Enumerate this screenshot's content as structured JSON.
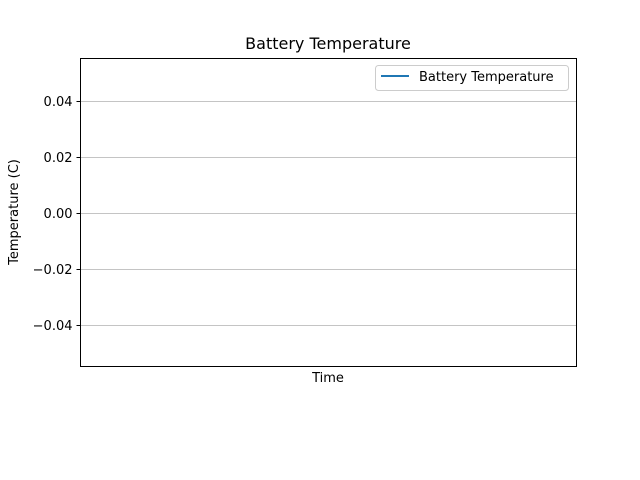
{
  "chart_data": {
    "type": "line",
    "title": "Battery Temperature",
    "xlabel": "Time",
    "ylabel": "Temperature (C)",
    "ylim": [
      -0.055,
      0.055
    ],
    "yticks": [
      0.04,
      0.02,
      0.0,
      -0.02,
      -0.04
    ],
    "ytick_labels": [
      "0.04",
      "0.02",
      "0.00",
      "−0.02",
      "−0.04"
    ],
    "xticks": [],
    "grid": {
      "y": true,
      "x": false
    },
    "legend": {
      "position": "top-right"
    },
    "series": [
      {
        "name": "Battery Temperature",
        "color": "#1f77b4",
        "x": [],
        "y": []
      }
    ]
  }
}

TASK DIRECTIONS:
Repeat each entry above word for word, leaving every picture out.

REPLY:
Enumerate this screenshot's content as structured JSON.
{
  "chart_data": {
    "type": "line",
    "title": "Battery Temperature",
    "xlabel": "Time",
    "ylabel": "Temperature (C)",
    "ylim": [
      -0.055,
      0.055
    ],
    "yticks": [
      0.04,
      0.02,
      0.0,
      -0.02,
      -0.04
    ],
    "ytick_labels": [
      "0.04",
      "0.02",
      "0.00",
      "−0.02",
      "−0.04"
    ],
    "xticks": [],
    "grid": {
      "y": true,
      "x": false
    },
    "legend": {
      "position": "top-right"
    },
    "series": [
      {
        "name": "Battery Temperature",
        "color": "#1f77b4",
        "x": [],
        "y": []
      }
    ]
  }
}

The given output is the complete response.